Written instruction: Identify and pull out each line of the entries in which "fällt" occurs.

Input material:
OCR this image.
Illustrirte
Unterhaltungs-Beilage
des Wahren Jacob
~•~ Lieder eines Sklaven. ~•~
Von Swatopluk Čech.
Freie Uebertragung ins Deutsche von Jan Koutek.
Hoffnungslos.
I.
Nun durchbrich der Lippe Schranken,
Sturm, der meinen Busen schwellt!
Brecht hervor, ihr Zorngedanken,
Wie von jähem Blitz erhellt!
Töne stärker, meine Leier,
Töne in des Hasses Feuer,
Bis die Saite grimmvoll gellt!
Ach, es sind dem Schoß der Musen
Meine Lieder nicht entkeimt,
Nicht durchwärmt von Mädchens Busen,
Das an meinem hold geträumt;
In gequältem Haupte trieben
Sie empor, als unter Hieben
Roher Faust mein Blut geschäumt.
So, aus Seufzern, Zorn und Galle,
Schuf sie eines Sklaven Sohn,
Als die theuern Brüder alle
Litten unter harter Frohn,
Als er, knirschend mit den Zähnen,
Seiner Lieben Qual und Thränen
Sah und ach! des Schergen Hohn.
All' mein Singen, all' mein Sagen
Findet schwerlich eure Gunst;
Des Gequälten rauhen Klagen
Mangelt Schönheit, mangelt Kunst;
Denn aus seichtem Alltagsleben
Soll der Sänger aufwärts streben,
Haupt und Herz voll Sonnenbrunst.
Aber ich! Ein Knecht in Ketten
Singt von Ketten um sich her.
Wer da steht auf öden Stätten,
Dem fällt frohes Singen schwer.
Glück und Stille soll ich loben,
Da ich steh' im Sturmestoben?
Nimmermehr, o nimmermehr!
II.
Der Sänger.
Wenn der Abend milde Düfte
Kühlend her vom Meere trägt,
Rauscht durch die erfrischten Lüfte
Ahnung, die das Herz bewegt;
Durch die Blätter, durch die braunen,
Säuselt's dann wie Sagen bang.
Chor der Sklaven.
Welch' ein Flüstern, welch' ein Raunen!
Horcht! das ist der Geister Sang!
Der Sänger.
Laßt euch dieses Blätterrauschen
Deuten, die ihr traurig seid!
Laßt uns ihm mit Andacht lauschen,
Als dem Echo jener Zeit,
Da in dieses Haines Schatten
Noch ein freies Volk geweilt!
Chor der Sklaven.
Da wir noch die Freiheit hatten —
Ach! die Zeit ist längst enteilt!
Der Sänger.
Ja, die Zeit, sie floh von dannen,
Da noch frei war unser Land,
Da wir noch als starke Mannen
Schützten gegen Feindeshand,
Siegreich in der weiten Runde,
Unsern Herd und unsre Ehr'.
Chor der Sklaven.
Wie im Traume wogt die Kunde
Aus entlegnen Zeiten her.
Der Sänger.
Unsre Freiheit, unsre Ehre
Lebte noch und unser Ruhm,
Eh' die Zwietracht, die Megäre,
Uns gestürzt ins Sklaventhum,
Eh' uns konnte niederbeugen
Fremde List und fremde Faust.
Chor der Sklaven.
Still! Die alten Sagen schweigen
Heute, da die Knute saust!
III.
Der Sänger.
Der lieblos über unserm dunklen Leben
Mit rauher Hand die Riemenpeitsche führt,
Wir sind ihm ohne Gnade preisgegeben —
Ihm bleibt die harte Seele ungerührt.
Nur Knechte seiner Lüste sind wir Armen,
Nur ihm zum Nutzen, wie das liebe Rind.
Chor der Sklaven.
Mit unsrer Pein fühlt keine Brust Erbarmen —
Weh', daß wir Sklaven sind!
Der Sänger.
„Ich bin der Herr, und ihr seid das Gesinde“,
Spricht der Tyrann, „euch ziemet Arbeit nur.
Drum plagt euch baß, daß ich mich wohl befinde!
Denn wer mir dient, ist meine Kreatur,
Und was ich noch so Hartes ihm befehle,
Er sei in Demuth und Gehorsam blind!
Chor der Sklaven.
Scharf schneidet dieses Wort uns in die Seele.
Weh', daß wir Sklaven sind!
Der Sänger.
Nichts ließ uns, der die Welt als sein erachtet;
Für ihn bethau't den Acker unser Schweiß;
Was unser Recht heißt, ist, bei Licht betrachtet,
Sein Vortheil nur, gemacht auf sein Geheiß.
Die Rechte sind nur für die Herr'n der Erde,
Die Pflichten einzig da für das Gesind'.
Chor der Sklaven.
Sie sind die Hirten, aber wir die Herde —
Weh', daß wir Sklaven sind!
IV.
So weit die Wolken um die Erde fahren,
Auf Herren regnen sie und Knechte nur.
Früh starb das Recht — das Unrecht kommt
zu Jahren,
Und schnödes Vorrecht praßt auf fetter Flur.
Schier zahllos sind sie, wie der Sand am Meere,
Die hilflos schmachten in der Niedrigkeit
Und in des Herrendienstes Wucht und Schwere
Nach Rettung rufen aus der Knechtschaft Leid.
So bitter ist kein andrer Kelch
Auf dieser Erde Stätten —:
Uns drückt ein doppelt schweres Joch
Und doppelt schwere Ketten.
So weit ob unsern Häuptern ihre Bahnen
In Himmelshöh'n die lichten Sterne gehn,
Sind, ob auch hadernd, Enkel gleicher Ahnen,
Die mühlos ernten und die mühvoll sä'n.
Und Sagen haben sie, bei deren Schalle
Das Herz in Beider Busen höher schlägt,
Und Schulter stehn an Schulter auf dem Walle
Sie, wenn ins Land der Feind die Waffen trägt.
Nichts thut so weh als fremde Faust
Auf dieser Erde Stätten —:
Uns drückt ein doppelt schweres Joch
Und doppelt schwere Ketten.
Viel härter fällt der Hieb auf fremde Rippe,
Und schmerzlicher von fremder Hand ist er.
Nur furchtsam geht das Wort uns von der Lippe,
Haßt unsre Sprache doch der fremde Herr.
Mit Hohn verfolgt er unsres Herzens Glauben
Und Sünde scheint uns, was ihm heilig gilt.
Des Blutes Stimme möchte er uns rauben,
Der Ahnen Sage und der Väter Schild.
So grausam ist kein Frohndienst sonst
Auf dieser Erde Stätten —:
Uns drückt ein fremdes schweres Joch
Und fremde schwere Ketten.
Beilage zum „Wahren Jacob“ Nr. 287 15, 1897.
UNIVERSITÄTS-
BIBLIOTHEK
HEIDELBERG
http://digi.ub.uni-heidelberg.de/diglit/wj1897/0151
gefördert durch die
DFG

Exercise output:
Dem fällt frohes Singen schwer.
Viel härter fällt der Hieb auf fremde Rippe,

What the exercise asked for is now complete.